** SHORT EXERCISE **
The listing beneath should be written out in full, exactly as shown.

** EXTRACTED INFORMATION **
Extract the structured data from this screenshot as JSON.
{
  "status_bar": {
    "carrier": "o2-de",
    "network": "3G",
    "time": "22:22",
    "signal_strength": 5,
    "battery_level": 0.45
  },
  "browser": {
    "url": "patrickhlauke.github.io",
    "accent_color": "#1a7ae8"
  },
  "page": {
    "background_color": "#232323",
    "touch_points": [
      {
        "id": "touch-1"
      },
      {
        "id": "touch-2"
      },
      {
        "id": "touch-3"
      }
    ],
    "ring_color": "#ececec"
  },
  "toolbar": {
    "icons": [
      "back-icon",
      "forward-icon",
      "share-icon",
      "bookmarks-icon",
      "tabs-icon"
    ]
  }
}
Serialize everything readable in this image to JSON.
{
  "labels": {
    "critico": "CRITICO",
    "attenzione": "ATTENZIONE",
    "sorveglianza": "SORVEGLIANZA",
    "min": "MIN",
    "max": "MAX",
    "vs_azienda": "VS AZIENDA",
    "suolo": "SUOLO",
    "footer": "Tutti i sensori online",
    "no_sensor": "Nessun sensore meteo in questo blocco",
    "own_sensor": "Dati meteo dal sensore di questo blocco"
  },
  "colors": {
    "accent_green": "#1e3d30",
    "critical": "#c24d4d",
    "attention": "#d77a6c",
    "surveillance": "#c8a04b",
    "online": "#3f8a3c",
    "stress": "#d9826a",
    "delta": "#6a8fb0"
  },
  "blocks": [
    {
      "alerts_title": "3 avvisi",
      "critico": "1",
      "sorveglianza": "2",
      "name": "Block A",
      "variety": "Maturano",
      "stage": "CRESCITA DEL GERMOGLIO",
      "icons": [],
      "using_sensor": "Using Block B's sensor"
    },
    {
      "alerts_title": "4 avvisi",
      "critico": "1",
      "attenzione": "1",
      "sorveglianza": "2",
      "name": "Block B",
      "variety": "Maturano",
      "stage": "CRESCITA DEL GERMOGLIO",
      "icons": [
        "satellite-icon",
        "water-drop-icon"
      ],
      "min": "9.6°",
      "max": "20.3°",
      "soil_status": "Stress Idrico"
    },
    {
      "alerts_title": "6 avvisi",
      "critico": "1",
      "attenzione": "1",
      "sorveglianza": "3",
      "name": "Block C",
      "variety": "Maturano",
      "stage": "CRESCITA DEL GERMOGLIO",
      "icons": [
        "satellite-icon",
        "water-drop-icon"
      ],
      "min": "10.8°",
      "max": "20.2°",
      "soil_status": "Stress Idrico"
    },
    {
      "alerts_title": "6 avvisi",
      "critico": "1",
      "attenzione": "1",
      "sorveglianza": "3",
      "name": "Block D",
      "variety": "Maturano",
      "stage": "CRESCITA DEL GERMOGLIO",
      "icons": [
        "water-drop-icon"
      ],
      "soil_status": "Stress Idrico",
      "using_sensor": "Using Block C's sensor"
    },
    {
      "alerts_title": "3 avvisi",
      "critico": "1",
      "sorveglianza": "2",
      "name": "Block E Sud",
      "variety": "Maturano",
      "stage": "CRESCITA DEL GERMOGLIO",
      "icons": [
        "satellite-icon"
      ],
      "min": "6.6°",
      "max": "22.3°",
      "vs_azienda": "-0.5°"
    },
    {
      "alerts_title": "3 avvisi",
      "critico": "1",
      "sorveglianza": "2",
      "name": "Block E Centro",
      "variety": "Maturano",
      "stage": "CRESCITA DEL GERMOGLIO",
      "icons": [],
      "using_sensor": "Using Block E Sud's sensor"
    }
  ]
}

** THE SOLUTION **
Extract the structured data from this screenshot as JSON.
{
  "status_bar": {
    "carrier": "o2-de",
    "network": "3G",
    "time": "22:22",
    "signal_strength": 5,
    "battery_level": 0.45
  },
  "browser": {
    "url": "patrickhlauke.github.io",
    "accent_color": "#1a7ae8"
  },
  "page": {
    "background_color": "#232323",
    "touch_points": [
      {
        "id": "touch-1"
      },
      {
        "id": "touch-2"
      },
      {
        "id": "touch-3"
      }
    ],
    "ring_color": "#ececec"
  },
  "toolbar": {
    "icons": [
      "back-icon",
      "forward-icon",
      "share-icon",
      "bookmarks-icon",
      "tabs-icon"
    ]
  }
}
Serialize everything readable in this image to JSON.
{
  "labels": {
    "critico": "CRITICO",
    "attenzione": "ATTENZIONE",
    "sorveglianza": "SORVEGLIANZA",
    "min": "MIN",
    "max": "MAX",
    "vs_azienda": "VS AZIENDA",
    "suolo": "SUOLO",
    "footer": "Tutti i sensori online",
    "no_sensor": "Nessun sensore meteo in questo blocco",
    "own_sensor": "Dati meteo dal sensore di questo blocco"
  },
  "colors": {
    "accent_green": "#1e3d30",
    "critical": "#c24d4d",
    "attention": "#d77a6c",
    "surveillance": "#c8a04b",
    "online": "#3f8a3c",
    "stress": "#d9826a",
    "delta": "#6a8fb0"
  },
  "blocks": [
    {
      "alerts_title": "3 avvisi",
      "critico": "1",
      "sorveglianza": "2",
      "name": "Block A",
      "variety": "Maturano",
      "stage": "CRESCITA DEL GERMOGLIO",
      "icons": [],
      "using_sensor": "Using Block B's sensor"
    },
    {
      "alerts_title": "4 avvisi",
      "critico": "1",
      "attenzione": "1",
      "sorveglianza": "2",
      "name": "Block B",
      "variety": "Maturano",
      "stage": "CRESCITA DEL GERMOGLIO",
      "icons": [
        "satellite-icon",
        "water-drop-icon"
      ],
      "min": "9.6°",
      "max": "20.3°",
      "soil_status": "Stress Idrico"
    },
    {
      "alerts_title": "6 avvisi",
      "critico": "1",
      "attenzione": "1",
      "sorveglianza": "3",
      "name": "Block C",
      "variety": "Maturano",
      "stage": "CRESCITA DEL GERMOGLIO",
      "icons": [
        "satellite-icon",
        "water-drop-icon"
      ],
      "min": "10.8°",
      "max": "20.2°",
      "soil_status": "Stress Idrico"
    },
    {
      "alerts_title": "6 avvisi",
      "critico": "1",
      "attenzione": "1",
      "sorveglianza": "3",
      "name": "Block D",
      "variety": "Maturano",
      "stage": "CRESCITA DEL GERMOGLIO",
      "icons": [
        "water-drop-icon"
      ],
      "soil_status": "Stress Idrico",
      "using_sensor": "Using Block C's sensor"
    },
    {
      "alerts_title": "3 avvisi",
      "critico": "1",
      "sorveglianza": "2",
      "name": "Block E Sud",
      "variety": "Maturano",
      "stage": "CRESCITA DEL GERMOGLIO",
      "icons": [
        "satellite-icon"
      ],
      "min": "6.6°",
      "max": "22.3°",
      "vs_azienda": "-0.5°"
    },
    {
      "alerts_title": "3 avvisi",
      "critico": "1",
      "sorveglianza": "2",
      "name": "Block E Centro",
      "variety": "Maturano",
      "stage": "CRESCITA DEL GERMOGLIO",
      "icons": [],
      "using_sensor": "Using Block E Sud's sensor"
    }
  ]
}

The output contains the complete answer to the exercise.